For the records below, say how many lines contain the string "veronesi". Give the number only.
━━━━━ GIVEN DATA ━━━━━
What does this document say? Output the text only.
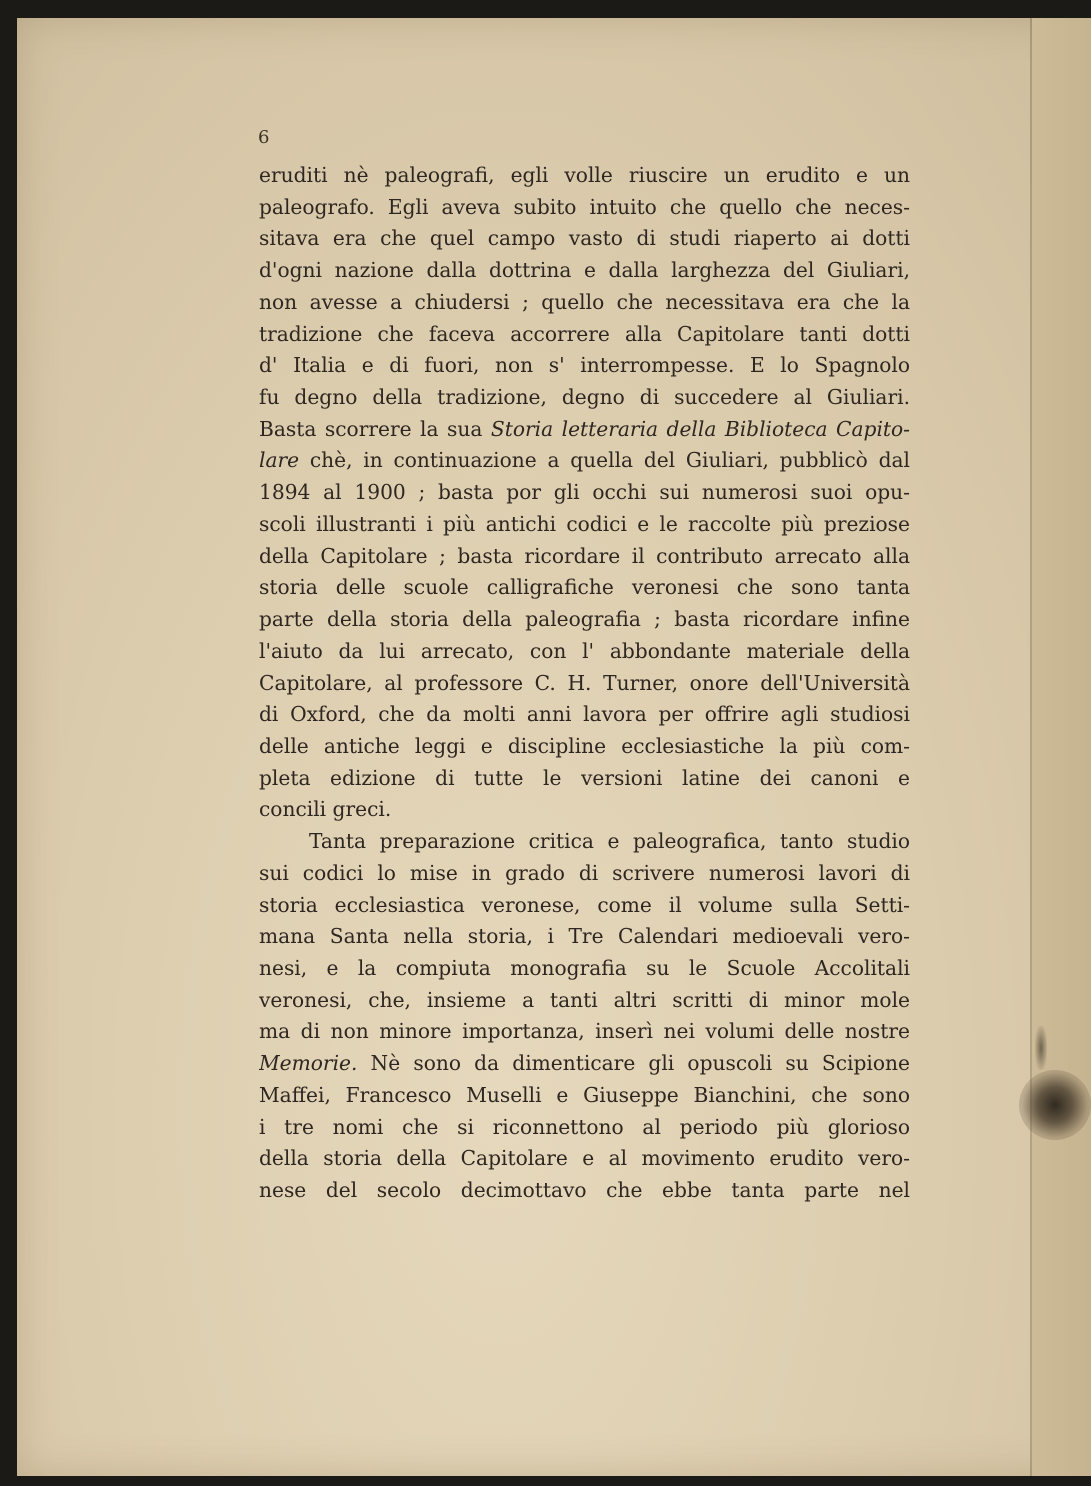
6

eruditi nè paleografi, egli volle riuscire un erudito e un
paleografo. Egli aveva subito intuito che quello che neces-
sitava era che quel campo vasto di studi riaperto ai dotti
d'ogni nazione dalla dottrina e dalla larghezza del Giuliari,
non avesse a chiudersi ; quello che necessitava era che la
tradizione che faceva accorrere alla Capitolare tanti dotti
d' Italia e di fuori, non s' interrompesse. E lo Spagnolo
fu degno della tradizione, degno di succedere al Giuliari.
Basta scorrere la sua Storia letteraria della Biblioteca Capito-
lare chè, in continuazione a quella del Giuliari, pubblicò dal
1894 al 1900 ; basta por gli occhi sui numerosi suoi opu-
scoli illustranti i più antichi codici e le raccolte più preziose
della Capitolare ; basta ricordare il contributo arrecato alla
storia delle scuole calligrafiche veronesi che sono tanta
parte della storia della paleografia ; basta ricordare infine
l'aiuto da lui arrecato, con l' abbondante materiale della
Capitolare, al professore C. H. Turner, onore dell'Università
di Oxford, che da molti anni lavora per offrire agli studiosi
delle antiche leggi e discipline ecclesiastiche la più com-
pleta edizione di tutte le versioni latine dei canoni e
concili greci.
Tanta preparazione critica e paleografica, tanto studio
sui codici lo mise in grado di scrivere numerosi lavori di
storia ecclesiastica veronese, come il volume sulla Setti-
mana Santa nella storia, i Tre Calendari medioevali vero-
nesi, e la compiuta monografia su le Scuole Accolitali
veronesi, che, insieme a tanti altri scritti di minor mole
ma di non minore importanza, inserì nei volumi delle nostre
Memorie. Nè sono da dimenticare gli opuscoli su Scipione
Maffei, Francesco Muselli e Giuseppe Bianchini, che sono
i tre nomi che si riconnettono al periodo più glorioso
della storia della Capitolare e al movimento erudito vero-
nese del secolo decimottavo che ebbe tanta parte nel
━━━━━
EXERCISE SOLUTION:
2